**LISTING**
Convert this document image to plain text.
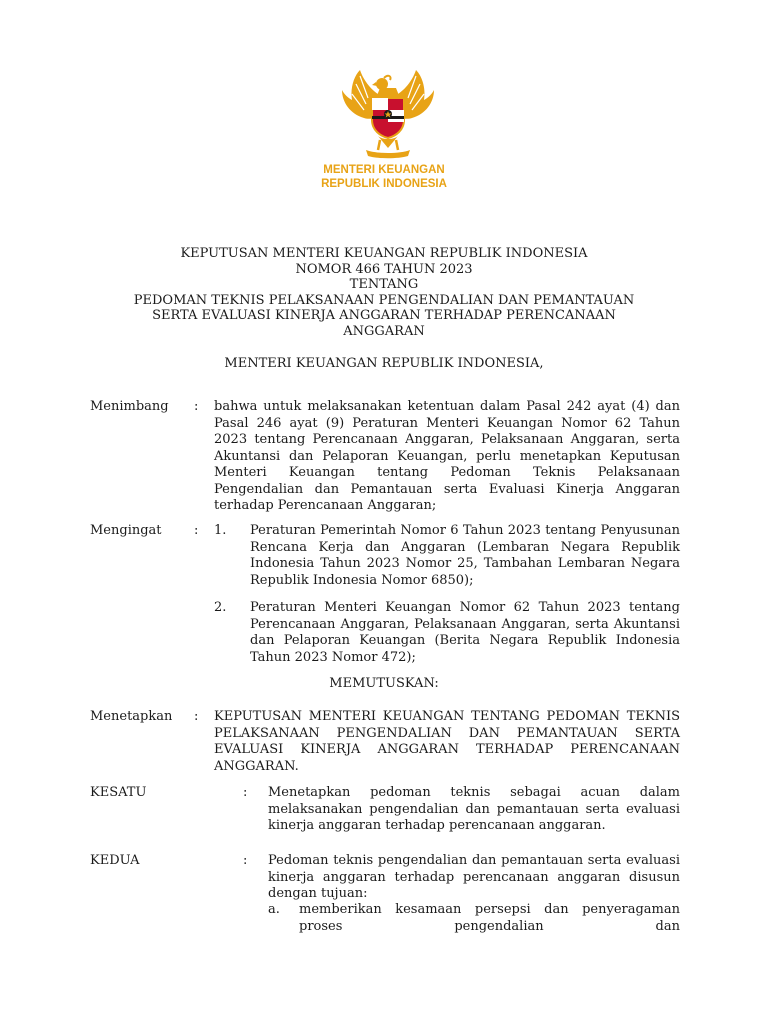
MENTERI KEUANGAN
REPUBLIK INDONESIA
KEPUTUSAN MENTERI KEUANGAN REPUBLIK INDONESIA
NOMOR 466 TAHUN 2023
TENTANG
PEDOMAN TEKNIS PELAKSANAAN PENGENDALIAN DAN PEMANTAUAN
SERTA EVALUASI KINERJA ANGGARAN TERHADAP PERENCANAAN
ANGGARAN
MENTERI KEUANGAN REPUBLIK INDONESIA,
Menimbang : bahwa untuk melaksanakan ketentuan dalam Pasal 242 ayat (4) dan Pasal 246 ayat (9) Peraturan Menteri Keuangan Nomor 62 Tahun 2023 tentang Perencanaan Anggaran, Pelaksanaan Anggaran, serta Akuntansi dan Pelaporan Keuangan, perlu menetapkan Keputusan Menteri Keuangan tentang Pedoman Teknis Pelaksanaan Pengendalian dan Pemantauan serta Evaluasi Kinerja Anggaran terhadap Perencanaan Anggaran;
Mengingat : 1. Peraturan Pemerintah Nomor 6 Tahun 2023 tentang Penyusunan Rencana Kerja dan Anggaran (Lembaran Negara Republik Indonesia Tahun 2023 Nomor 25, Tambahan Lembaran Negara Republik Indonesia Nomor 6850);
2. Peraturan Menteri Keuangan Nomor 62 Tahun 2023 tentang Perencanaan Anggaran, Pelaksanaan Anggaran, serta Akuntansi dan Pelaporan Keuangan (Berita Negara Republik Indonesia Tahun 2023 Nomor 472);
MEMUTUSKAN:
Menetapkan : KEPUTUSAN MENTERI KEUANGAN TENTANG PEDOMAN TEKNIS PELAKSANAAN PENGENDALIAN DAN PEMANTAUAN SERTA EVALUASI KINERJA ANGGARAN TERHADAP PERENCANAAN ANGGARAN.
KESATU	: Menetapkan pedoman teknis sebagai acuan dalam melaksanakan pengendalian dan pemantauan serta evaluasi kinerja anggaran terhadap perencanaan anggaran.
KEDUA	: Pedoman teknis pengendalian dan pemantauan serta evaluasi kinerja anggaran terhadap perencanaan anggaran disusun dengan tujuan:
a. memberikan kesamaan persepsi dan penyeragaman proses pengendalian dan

...

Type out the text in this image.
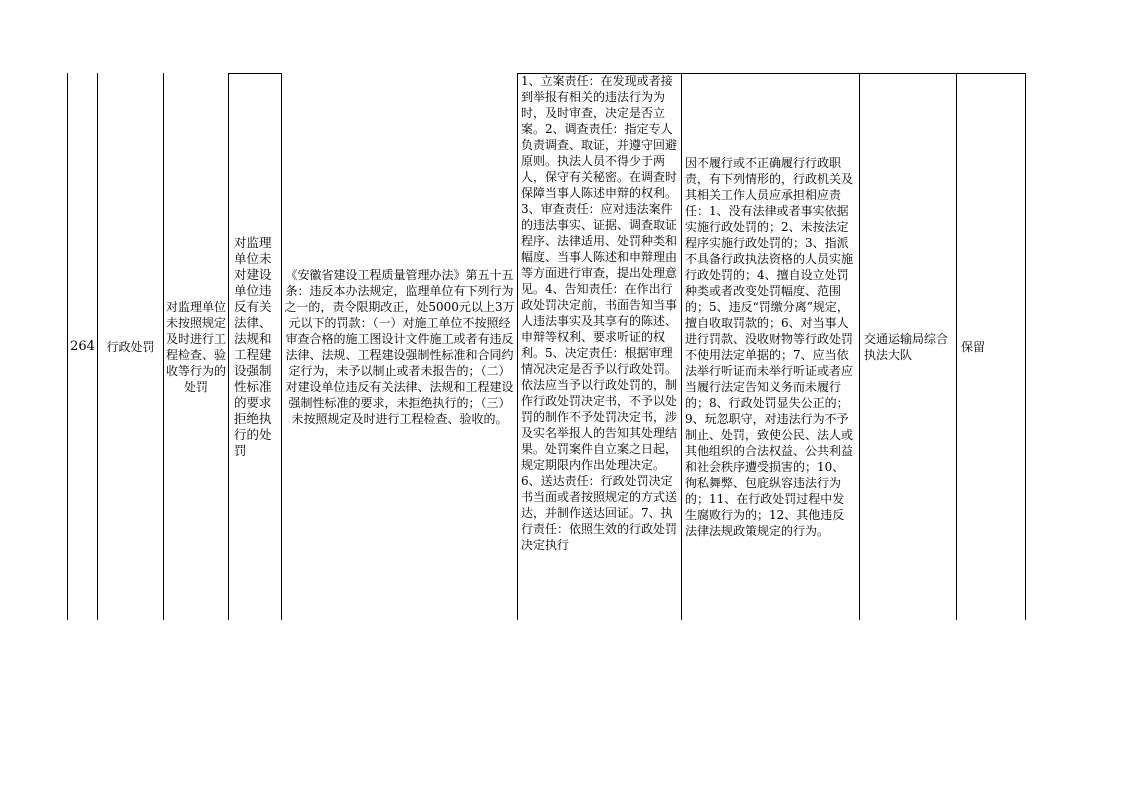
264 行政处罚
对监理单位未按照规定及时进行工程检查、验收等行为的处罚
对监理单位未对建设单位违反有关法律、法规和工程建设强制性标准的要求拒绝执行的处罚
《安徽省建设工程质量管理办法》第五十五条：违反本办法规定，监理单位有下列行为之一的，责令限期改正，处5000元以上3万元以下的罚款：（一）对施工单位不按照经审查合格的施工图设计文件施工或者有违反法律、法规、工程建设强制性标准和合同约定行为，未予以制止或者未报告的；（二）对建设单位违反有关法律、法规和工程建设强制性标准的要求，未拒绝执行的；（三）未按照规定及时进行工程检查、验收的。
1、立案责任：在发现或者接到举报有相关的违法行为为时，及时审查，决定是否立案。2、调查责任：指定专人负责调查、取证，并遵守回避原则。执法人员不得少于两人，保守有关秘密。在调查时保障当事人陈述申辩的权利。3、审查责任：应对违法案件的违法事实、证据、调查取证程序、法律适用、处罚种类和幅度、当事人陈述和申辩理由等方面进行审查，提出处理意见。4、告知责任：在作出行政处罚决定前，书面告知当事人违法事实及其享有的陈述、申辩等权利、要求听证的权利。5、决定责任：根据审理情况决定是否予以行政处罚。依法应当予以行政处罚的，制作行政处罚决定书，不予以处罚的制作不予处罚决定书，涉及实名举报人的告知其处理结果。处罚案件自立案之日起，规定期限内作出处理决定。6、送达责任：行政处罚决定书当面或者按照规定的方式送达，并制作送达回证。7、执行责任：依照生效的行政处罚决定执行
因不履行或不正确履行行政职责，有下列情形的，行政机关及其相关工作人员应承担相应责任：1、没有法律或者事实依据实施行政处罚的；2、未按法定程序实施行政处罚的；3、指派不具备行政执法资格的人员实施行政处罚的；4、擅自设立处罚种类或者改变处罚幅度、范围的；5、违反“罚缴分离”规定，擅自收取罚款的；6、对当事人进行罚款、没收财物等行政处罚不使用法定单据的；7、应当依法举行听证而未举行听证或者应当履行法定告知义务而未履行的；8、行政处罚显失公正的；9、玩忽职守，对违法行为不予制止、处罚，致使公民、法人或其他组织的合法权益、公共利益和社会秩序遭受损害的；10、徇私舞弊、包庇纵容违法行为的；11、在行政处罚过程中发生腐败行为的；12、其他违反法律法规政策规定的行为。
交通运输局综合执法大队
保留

**EXERCISE DESCRIPTION**
From the listing above, pick out every line containing "text".

**OUTPUT FOR THIS TASK**
Convert this document image to plain text.
Type out the text in this image.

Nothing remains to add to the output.